### EXERCISE DESCRIPTION
Type every record exactly as it appears.

### Data entries
..........

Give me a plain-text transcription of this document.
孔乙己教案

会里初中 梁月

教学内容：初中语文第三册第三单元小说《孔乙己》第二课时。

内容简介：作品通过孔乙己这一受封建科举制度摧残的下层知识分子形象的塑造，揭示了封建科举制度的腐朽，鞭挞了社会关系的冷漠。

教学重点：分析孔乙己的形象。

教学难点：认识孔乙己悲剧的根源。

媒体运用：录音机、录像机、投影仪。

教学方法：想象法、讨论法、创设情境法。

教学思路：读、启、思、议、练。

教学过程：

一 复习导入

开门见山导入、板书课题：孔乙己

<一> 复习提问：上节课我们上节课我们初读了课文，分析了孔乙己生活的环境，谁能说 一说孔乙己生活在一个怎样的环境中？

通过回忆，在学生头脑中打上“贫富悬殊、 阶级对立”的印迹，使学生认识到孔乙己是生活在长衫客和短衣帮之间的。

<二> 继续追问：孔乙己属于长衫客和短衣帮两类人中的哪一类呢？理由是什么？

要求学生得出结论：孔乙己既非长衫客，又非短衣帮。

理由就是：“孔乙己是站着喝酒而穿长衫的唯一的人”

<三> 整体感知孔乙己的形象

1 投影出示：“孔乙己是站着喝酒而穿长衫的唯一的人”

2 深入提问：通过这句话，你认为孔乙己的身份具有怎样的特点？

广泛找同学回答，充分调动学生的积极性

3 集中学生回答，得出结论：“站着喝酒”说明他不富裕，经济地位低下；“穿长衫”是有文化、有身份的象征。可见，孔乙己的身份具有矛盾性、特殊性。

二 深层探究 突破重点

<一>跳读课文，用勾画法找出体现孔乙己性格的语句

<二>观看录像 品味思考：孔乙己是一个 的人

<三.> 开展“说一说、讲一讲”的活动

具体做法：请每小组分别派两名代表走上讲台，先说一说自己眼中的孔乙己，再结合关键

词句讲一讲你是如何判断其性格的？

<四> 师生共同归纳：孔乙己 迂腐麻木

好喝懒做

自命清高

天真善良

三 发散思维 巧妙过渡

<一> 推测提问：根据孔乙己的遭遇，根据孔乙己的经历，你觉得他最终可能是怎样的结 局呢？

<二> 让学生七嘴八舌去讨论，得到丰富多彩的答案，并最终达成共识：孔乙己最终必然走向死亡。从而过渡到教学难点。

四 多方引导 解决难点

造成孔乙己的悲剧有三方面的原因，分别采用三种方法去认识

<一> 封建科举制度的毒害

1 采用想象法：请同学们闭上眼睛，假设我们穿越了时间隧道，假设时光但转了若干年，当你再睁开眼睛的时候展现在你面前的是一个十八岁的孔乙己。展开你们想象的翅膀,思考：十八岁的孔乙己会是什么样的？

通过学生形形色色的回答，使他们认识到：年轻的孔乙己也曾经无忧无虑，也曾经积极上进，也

..........

### RESPONSE FOR THIS EXERCISE
Give me a plain-text transcription of this document.
孔乙己教案

会里初中 梁月

教学内容：初中语文第三册第三单元小说《孔乙己》第二课时。

内容简介：作品通过孔乙己这一受封建科举制度摧残的下层知识分子形象的塑造，揭示了封建科举制度的腐朽，鞭挞了社会关系的冷漠。

教学重点：分析孔乙己的形象。

教学难点：认识孔乙己悲剧的根源。

媒体运用：录音机、录像机、投影仪。

教学方法：想象法、讨论法、创设情境法。

教学思路：读、启、思、议、练。

教学过程：

一 复习导入

开门见山导入、板书课题：孔乙己

<一> 复习提问：上节课我们上节课我们初读了课文，分析了孔乙己生活的环境，谁能说 一说孔乙己生活在一个怎样的环境中？

通过回忆，在学生头脑中打上“贫富悬殊、 阶级对立”的印迹，使学生认识到孔乙己是生活在长衫客和短衣帮之间的。

<二> 继续追问：孔乙己属于长衫客和短衣帮两类人中的哪一类呢？理由是什么？

要求学生得出结论：孔乙己既非长衫客，又非短衣帮。

理由就是：“孔乙己是站着喝酒而穿长衫的唯一的人”

<三> 整体感知孔乙己的形象

1 投影出示：“孔乙己是站着喝酒而穿长衫的唯一的人”

2 深入提问：通过这句话，你认为孔乙己的身份具有怎样的特点？

广泛找同学回答，充分调动学生的积极性

3 集中学生回答，得出结论：“站着喝酒”说明他不富裕，经济地位低下；“穿长衫”是有文化、有身份的象征。可见，孔乙己的身份具有矛盾性、特殊性。

二 深层探究 突破重点

<一>跳读课文，用勾画法找出体现孔乙己性格的语句

<二>观看录像 品味思考：孔乙己是一个 的人

<三.> 开展“说一说、讲一讲”的活动

具体做法：请每小组分别派两名代表走上讲台，先说一说自己眼中的孔乙己，再结合关键

词句讲一讲你是如何判断其性格的？

<四> 师生共同归纳：孔乙己 迂腐麻木

好喝懒做

自命清高

天真善良

三 发散思维 巧妙过渡

<一> 推测提问：根据孔乙己的遭遇，根据孔乙己的经历，你觉得他最终可能是怎样的结 局呢？

<二> 让学生七嘴八舌去讨论，得到丰富多彩的答案，并最终达成共识：孔乙己最终必然走向死亡。从而过渡到教学难点。

四 多方引导 解决难点

造成孔乙己的悲剧有三方面的原因，分别采用三种方法去认识

<一> 封建科举制度的毒害

1 采用想象法：请同学们闭上眼睛，假设我们穿越了时间隧道，假设时光但转了若干年，当你再睁开眼睛的时候展现在你面前的是一个十八岁的孔乙己。展开你们想象的翅膀,思考：十八岁的孔乙己会是什么样的？

通过学生形形色色的回答，使他们认识到：年轻的孔乙己也曾经无忧无虑，也曾经积极上进，也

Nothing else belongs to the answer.